### Data section ###
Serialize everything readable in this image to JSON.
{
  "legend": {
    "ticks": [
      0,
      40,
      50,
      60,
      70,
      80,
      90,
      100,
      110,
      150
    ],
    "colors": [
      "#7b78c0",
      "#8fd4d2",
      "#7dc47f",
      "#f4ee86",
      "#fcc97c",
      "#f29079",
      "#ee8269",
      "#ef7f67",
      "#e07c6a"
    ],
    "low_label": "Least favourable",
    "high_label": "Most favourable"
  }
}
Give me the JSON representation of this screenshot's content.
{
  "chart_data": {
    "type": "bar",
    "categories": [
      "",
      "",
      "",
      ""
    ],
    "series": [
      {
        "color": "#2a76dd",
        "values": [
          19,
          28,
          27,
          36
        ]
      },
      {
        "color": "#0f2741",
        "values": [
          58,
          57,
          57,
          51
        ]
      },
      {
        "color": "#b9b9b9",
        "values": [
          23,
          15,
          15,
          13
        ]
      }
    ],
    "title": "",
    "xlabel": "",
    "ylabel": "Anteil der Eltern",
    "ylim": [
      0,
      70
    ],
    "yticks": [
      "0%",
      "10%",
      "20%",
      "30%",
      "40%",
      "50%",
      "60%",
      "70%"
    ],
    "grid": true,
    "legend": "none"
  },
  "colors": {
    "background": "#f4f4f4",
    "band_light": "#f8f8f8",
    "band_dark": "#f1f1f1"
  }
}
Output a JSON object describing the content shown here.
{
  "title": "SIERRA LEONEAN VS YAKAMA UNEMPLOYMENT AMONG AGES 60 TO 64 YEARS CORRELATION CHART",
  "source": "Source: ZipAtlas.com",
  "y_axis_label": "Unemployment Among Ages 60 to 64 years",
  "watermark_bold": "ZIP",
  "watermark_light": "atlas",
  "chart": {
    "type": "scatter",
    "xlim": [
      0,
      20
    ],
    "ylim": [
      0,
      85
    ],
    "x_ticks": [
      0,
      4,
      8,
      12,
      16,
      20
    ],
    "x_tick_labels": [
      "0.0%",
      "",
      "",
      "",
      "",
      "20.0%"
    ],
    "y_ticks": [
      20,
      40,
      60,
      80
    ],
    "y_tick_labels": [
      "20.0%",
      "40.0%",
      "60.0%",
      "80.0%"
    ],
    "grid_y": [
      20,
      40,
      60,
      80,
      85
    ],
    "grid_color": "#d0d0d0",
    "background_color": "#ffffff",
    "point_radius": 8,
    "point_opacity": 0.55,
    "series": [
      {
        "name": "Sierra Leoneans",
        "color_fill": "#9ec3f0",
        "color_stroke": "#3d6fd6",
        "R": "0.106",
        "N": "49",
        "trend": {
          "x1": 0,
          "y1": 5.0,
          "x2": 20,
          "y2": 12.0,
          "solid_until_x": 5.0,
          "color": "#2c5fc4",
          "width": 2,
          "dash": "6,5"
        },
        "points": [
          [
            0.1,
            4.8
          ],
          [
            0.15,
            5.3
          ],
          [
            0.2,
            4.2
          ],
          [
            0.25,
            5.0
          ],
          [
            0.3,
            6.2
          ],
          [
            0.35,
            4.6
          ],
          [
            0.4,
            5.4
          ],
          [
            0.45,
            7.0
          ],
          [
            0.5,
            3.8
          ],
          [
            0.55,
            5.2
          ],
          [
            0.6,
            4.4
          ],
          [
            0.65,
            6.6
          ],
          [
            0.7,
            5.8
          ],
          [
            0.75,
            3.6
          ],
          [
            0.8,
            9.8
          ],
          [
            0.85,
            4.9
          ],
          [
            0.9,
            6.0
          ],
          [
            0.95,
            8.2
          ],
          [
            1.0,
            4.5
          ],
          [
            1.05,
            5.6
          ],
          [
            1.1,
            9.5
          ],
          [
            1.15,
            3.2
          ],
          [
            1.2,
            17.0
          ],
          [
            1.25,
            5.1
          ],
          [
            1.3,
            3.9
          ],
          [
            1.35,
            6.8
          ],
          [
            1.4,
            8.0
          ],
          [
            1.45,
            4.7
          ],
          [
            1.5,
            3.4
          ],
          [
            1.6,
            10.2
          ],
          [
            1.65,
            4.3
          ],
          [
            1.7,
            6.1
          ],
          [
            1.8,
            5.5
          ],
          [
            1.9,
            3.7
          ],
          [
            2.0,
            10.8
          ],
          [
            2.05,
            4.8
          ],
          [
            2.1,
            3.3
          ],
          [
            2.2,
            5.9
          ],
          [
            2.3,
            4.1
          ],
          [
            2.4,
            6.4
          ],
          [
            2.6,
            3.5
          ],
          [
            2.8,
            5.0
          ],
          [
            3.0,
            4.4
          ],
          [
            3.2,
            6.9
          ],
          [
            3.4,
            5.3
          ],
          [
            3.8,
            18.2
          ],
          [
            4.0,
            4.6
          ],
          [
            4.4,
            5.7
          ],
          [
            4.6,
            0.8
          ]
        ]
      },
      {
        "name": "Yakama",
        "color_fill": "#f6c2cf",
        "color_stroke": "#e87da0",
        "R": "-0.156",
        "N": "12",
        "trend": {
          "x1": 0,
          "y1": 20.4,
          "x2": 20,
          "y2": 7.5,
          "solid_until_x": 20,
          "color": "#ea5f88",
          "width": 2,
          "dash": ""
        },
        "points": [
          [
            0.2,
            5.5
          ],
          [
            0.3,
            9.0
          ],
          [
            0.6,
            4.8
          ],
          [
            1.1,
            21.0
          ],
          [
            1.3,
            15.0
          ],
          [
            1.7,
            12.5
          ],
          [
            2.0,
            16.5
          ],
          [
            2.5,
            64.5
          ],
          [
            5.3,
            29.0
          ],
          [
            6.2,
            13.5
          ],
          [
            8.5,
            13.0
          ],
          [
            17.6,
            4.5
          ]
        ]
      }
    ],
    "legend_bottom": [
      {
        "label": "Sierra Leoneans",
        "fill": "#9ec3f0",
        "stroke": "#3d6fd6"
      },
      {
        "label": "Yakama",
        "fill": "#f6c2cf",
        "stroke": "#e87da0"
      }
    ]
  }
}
###
Aim of the task
Search the entries for "favourable" and copy out each line that has it.

Output of the exercise
    "low_label": "Least favourable",
    "high_label": "Most favourable"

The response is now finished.